> OBJECTIVE: Search the listing below for the string "aligned" and copy every line where it occurs.

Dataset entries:

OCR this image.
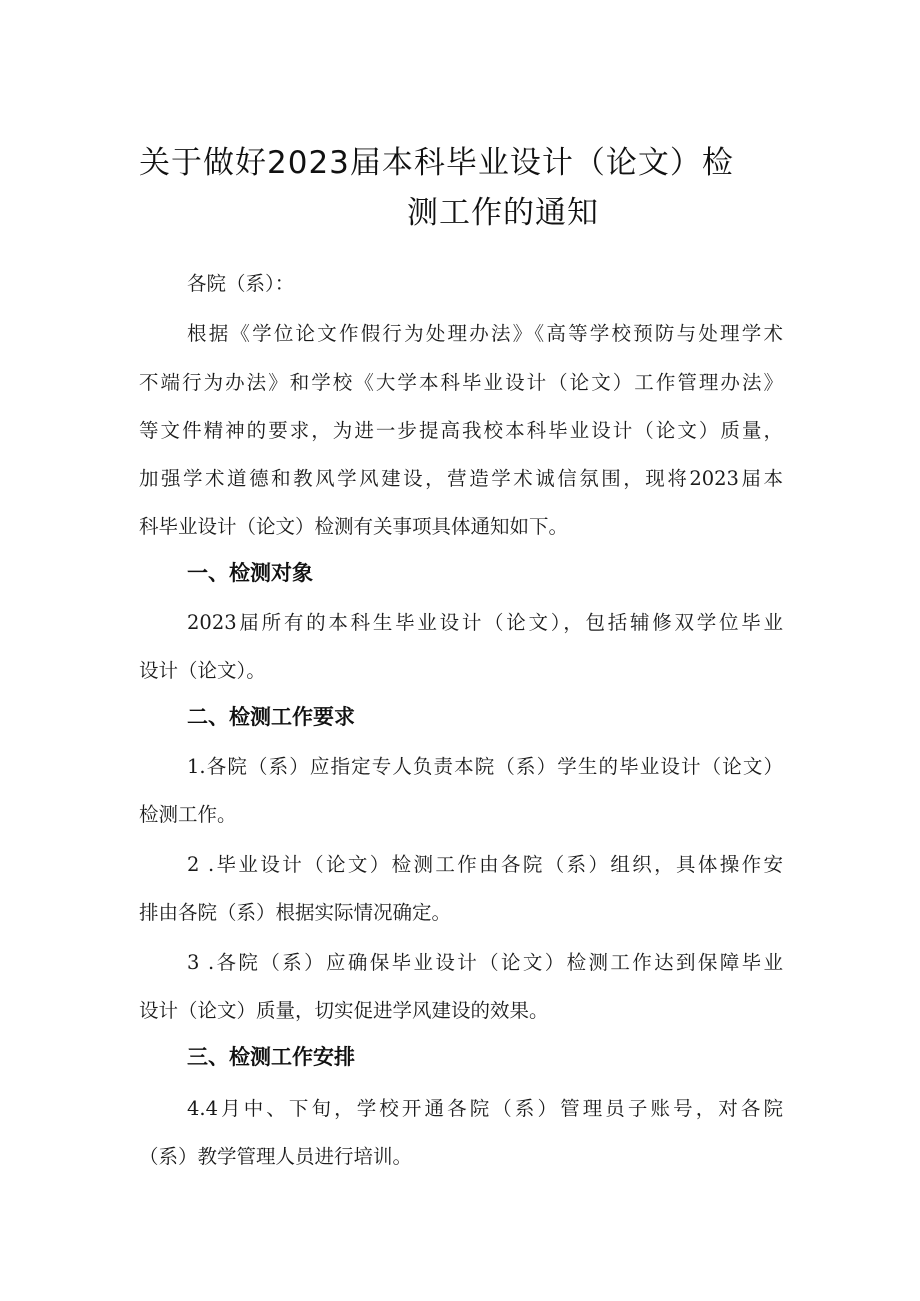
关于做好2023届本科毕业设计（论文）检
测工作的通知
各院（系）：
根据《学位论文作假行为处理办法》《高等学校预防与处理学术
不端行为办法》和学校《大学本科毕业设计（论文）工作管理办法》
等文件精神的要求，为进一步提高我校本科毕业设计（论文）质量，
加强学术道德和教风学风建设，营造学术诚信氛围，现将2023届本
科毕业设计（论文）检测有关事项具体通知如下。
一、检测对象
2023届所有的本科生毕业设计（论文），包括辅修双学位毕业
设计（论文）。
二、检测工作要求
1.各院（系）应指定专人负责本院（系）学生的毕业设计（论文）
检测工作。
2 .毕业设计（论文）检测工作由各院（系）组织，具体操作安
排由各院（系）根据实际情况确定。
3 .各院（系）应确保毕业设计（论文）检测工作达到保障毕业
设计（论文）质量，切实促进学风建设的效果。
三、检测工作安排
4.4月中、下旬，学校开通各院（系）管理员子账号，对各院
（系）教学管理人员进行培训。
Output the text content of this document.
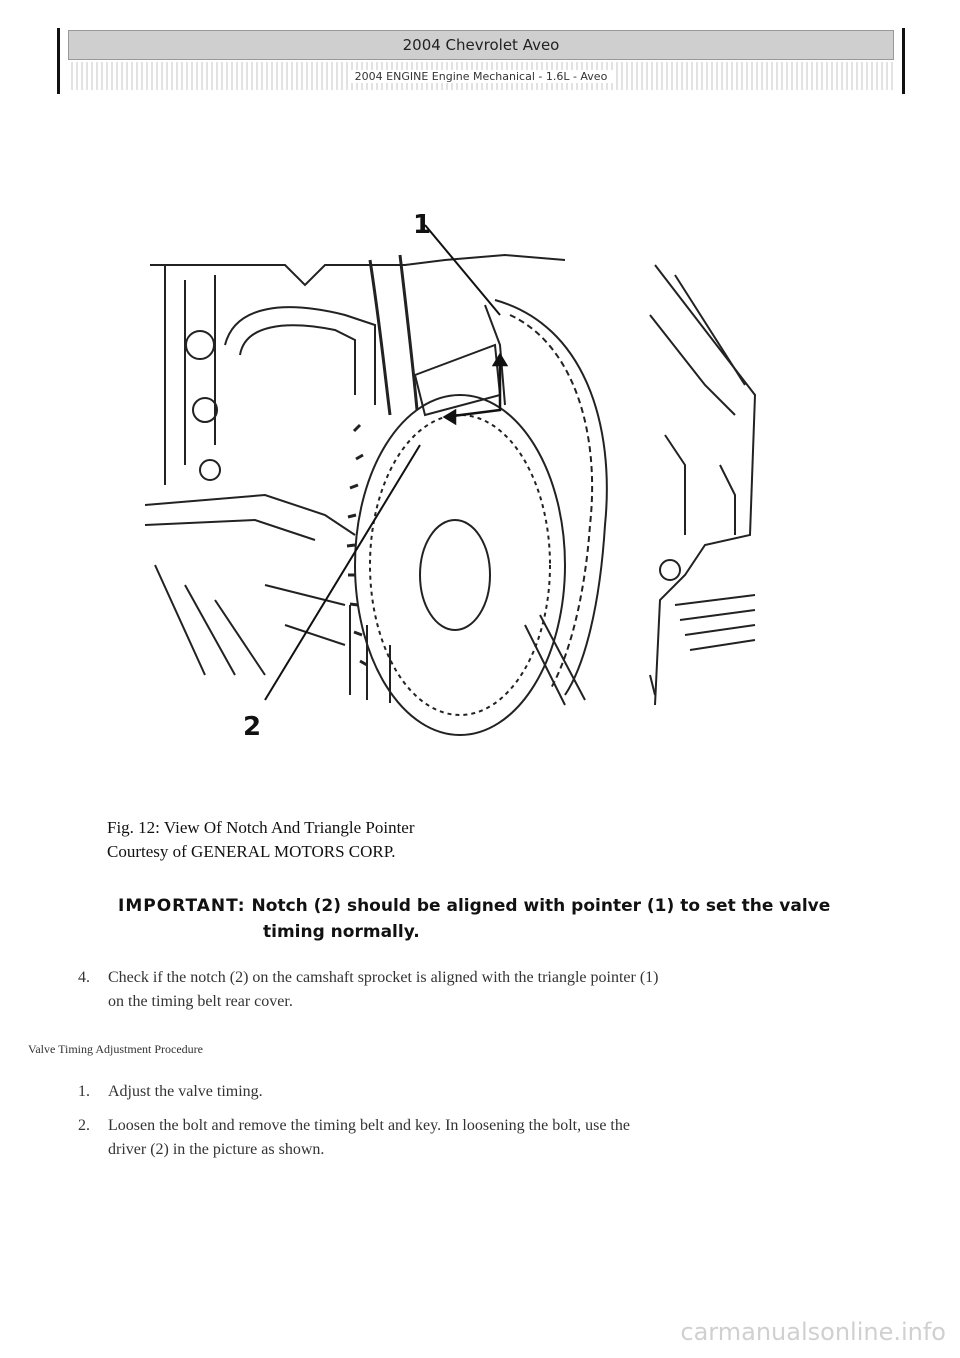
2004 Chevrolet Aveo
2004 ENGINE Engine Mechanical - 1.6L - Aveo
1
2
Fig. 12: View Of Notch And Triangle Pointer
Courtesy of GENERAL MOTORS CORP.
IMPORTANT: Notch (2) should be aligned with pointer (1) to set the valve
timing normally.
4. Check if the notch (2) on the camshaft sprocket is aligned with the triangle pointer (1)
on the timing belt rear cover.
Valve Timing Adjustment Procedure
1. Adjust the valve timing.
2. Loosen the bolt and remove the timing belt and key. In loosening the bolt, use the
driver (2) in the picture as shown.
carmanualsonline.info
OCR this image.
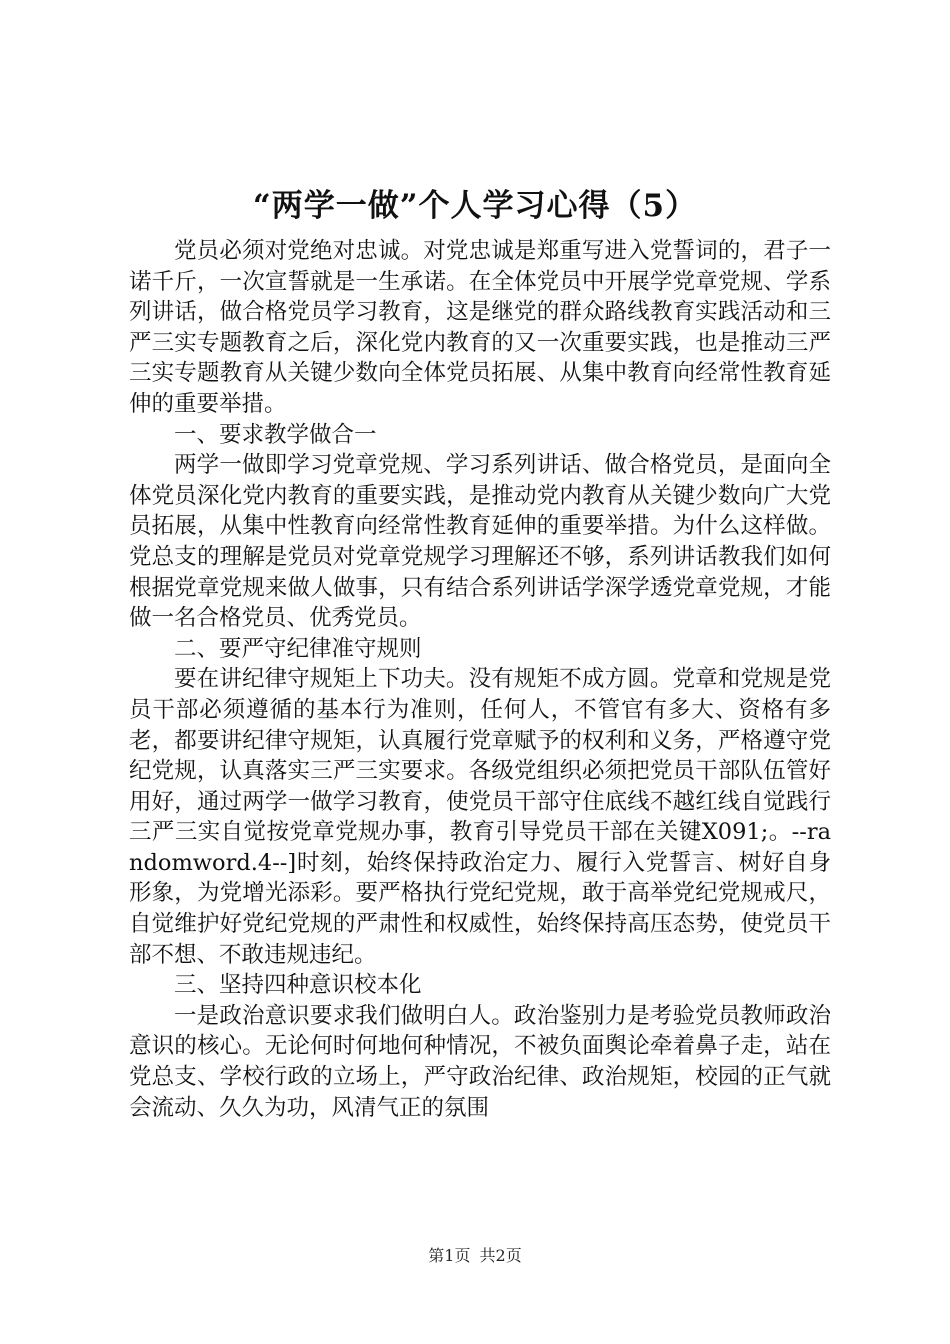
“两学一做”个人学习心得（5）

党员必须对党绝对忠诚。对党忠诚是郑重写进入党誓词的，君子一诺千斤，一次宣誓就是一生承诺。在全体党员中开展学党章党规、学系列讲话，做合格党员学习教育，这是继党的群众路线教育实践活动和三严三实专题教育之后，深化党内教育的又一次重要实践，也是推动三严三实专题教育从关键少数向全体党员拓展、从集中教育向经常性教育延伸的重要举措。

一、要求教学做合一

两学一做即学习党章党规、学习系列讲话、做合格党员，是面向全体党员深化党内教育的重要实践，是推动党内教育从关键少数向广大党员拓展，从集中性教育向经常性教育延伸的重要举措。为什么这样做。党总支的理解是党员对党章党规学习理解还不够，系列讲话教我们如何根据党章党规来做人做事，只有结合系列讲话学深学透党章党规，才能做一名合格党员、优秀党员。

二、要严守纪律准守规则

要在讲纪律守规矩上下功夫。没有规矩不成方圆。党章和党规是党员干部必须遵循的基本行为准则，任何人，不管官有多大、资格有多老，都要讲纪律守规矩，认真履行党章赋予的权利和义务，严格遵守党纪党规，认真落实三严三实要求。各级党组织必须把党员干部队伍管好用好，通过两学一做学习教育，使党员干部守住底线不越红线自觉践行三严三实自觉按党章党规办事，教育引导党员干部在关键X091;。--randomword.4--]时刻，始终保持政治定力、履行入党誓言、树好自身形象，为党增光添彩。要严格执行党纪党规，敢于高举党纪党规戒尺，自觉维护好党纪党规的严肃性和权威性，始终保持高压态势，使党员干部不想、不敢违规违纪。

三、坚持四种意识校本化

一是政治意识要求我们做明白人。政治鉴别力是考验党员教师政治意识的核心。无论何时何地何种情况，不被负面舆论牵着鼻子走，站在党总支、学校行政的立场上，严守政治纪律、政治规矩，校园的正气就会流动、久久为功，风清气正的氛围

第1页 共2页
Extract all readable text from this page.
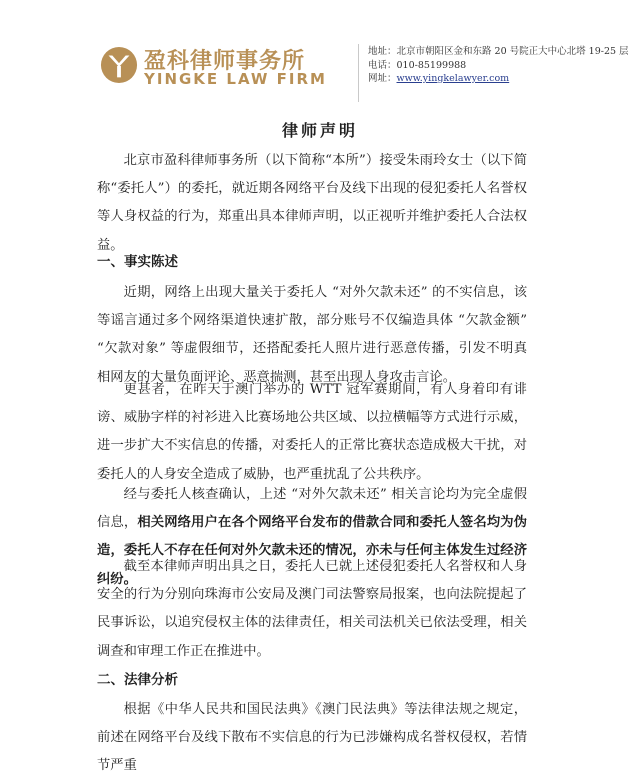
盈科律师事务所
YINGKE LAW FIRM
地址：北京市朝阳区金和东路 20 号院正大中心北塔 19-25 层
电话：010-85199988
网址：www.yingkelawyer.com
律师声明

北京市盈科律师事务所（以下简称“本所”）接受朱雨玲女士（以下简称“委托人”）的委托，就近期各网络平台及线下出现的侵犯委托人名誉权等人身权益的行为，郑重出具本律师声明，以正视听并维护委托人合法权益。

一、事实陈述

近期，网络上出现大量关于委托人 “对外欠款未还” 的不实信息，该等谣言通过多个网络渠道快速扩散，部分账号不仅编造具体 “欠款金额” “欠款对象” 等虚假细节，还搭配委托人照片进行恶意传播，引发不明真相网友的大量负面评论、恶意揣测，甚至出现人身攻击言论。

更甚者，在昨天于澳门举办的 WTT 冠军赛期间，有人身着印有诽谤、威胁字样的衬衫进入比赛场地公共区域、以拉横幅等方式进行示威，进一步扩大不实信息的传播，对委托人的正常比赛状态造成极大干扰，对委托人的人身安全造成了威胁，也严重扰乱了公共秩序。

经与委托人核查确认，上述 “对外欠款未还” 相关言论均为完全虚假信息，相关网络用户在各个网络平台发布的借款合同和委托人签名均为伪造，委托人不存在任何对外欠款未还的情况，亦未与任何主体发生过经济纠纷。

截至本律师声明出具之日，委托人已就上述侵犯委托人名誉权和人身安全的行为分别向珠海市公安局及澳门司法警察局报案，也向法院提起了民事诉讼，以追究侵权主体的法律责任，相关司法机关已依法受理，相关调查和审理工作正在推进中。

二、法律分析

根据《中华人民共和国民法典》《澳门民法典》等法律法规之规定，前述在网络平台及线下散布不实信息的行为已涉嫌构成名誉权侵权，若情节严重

> FULL SOLUTION:
IMPORTANT: Notch (2) should be aligned with pointer (1) to set the valve
4. Check if the notch (2) on the camshaft sprocket is aligned with the triangle pointer (1)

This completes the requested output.